● Data lines
-- BEGIN --

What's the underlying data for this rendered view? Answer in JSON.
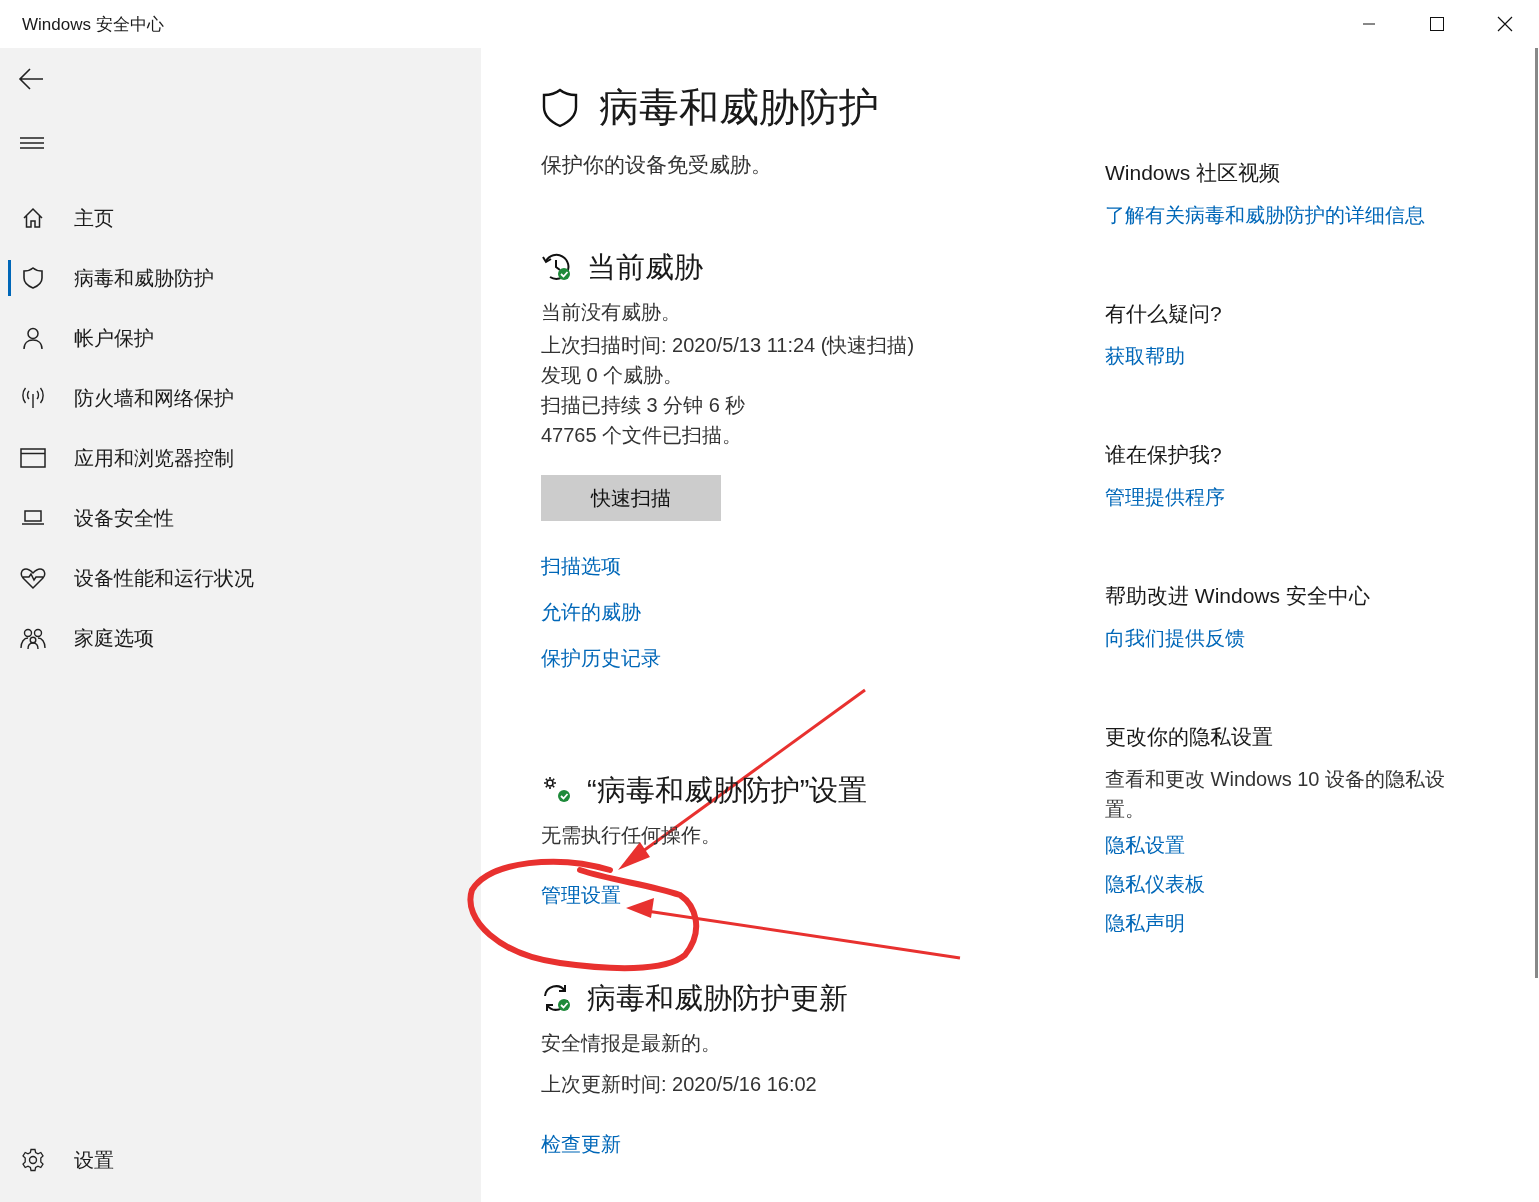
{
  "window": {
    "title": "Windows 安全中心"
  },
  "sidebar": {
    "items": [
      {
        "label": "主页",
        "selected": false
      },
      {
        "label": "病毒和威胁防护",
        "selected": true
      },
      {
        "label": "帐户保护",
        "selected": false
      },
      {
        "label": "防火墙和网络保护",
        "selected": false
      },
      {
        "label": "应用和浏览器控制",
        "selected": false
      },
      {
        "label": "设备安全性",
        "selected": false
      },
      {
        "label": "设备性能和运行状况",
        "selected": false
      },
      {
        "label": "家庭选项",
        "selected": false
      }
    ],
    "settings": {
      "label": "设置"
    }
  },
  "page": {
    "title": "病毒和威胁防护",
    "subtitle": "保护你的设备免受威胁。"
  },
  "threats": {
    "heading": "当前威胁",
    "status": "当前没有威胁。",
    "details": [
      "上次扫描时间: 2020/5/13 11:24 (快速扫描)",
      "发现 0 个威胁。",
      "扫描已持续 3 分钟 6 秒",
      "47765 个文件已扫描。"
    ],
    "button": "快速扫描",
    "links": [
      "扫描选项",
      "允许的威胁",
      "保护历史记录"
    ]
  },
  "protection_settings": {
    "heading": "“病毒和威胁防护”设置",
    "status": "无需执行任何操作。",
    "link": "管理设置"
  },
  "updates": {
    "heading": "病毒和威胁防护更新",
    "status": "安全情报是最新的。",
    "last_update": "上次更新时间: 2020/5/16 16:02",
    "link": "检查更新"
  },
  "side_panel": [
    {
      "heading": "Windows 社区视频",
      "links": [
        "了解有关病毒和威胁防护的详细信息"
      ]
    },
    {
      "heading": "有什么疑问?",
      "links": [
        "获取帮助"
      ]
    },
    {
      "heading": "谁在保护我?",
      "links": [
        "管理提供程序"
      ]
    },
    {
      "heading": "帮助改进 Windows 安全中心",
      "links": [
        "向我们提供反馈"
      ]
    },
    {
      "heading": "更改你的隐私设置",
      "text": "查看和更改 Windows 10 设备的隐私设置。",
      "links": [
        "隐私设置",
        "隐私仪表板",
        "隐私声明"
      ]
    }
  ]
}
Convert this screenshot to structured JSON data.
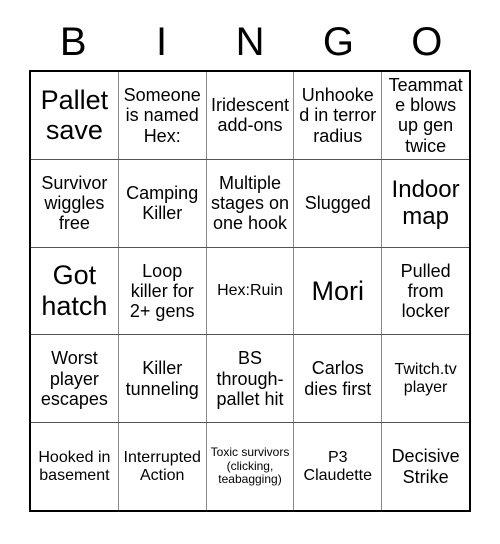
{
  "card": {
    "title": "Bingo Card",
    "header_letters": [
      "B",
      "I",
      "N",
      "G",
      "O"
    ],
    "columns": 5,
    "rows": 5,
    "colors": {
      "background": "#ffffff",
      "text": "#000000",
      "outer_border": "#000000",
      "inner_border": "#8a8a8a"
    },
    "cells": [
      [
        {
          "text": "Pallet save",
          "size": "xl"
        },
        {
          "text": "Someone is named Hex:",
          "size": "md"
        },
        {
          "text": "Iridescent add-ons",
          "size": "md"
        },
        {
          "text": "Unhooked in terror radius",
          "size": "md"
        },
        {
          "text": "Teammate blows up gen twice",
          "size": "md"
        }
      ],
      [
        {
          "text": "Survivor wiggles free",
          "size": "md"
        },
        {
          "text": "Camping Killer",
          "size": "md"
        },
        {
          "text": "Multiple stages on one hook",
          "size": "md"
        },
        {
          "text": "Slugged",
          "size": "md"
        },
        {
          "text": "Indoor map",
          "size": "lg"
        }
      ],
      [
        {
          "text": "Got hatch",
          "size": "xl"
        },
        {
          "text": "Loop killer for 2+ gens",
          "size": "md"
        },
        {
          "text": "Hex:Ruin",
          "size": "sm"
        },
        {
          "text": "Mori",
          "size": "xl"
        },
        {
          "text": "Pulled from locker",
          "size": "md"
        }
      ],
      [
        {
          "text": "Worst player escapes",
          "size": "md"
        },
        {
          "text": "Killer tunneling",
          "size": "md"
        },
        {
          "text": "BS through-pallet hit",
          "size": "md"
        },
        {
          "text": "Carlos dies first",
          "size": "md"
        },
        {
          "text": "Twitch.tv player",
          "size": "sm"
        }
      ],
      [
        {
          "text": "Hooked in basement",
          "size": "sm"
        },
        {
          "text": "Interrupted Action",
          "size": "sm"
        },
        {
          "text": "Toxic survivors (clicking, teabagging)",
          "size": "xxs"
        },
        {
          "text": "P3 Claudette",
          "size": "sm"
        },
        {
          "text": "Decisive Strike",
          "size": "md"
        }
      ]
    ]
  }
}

-- END --
-- BEGIN --

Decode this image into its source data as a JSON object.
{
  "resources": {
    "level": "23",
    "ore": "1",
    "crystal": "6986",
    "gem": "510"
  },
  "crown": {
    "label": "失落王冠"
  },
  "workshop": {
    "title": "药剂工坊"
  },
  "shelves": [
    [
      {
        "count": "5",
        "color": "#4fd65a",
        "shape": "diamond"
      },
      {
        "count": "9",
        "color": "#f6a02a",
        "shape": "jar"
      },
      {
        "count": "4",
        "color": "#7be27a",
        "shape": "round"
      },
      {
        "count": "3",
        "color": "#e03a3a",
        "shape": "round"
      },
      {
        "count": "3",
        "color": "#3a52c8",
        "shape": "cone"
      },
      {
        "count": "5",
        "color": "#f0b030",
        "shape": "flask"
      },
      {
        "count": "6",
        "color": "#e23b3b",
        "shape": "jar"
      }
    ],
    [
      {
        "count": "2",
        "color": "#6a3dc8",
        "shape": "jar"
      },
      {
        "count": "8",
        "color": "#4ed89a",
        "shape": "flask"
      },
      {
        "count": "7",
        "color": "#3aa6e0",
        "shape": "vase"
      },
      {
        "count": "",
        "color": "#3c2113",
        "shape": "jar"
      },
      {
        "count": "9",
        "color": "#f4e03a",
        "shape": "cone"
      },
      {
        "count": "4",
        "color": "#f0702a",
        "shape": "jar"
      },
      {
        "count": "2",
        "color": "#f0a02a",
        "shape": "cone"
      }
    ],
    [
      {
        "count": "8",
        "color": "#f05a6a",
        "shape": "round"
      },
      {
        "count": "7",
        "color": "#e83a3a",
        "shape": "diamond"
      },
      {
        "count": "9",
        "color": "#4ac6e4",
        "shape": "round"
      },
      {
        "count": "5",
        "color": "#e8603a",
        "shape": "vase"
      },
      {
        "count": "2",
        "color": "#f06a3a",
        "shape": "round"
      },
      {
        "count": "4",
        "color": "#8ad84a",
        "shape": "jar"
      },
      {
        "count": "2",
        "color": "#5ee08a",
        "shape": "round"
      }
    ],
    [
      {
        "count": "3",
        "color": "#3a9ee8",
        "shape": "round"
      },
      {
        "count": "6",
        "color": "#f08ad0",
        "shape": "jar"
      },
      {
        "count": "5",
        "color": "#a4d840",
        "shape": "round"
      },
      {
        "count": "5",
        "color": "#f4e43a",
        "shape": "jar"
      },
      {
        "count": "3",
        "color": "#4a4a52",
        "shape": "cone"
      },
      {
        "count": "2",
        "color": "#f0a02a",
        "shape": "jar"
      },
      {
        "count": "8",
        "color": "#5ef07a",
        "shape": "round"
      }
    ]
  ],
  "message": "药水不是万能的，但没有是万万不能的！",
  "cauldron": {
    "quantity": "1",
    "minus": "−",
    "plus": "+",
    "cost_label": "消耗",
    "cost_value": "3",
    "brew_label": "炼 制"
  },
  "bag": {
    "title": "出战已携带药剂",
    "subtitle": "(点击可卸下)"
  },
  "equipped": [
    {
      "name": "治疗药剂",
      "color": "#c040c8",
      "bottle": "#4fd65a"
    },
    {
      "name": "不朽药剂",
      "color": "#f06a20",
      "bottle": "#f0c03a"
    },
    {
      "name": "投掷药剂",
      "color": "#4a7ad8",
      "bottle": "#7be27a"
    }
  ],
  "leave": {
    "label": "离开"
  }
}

-- END --
-- BEGIN --

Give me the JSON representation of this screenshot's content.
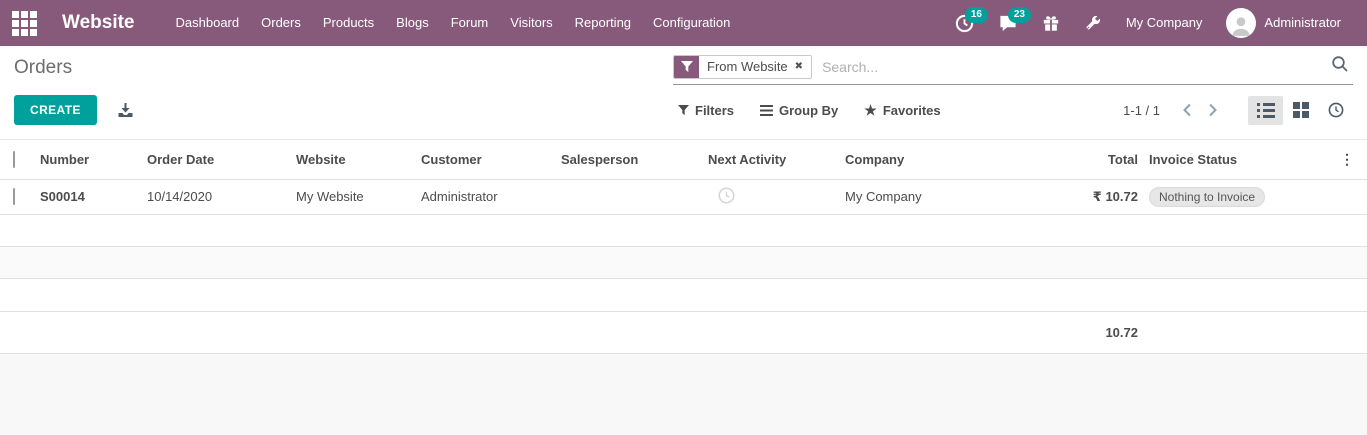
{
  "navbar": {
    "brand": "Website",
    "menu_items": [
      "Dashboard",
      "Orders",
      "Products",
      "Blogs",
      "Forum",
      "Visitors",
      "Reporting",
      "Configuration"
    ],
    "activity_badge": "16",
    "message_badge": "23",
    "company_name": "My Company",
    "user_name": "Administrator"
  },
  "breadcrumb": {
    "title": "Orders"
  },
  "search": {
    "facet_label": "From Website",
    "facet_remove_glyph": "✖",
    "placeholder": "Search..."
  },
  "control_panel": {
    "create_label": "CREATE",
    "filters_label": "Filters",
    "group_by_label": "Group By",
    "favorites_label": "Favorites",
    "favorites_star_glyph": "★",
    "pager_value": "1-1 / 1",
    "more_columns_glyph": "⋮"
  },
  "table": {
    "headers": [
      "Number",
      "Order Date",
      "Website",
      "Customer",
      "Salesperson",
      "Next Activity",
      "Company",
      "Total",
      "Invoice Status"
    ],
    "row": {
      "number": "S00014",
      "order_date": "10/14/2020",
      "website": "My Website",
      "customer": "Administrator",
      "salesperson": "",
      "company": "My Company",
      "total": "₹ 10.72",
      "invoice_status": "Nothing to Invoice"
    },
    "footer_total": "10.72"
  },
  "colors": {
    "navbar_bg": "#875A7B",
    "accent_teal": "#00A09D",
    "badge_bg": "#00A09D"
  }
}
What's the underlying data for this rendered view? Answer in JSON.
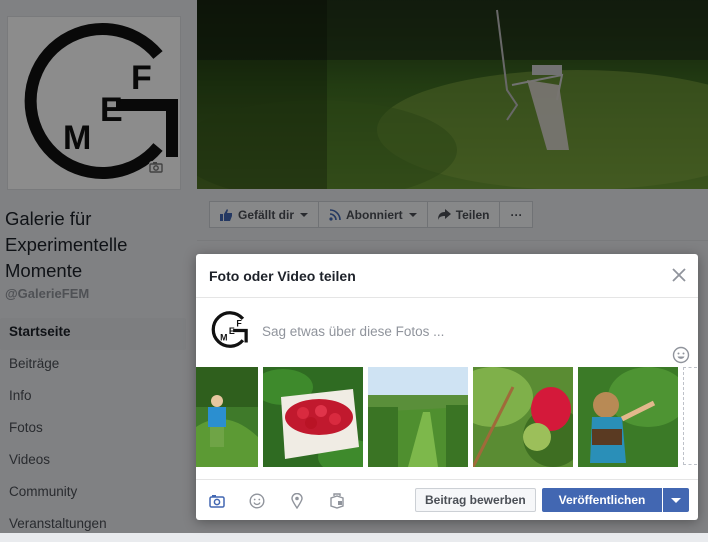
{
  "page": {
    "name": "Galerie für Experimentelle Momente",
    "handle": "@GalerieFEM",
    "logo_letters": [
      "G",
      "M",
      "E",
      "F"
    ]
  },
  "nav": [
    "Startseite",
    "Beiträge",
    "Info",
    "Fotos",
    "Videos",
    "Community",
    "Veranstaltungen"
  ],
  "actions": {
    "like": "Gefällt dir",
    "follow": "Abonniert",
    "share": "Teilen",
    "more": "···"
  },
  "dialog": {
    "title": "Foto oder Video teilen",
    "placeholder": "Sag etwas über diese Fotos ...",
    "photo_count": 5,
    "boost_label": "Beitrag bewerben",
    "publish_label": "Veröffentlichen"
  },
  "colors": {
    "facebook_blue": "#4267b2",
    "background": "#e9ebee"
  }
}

-- END --

Identify each line in the records above that contains the word "Windows", and copy it out in full.

    "title": "Windows 安全中心"
      "heading": "Windows 社区视频",
      "heading": "帮助改进 Windows 安全中心",
      "text": "查看和更改 Windows 10 设备的隐私设置。",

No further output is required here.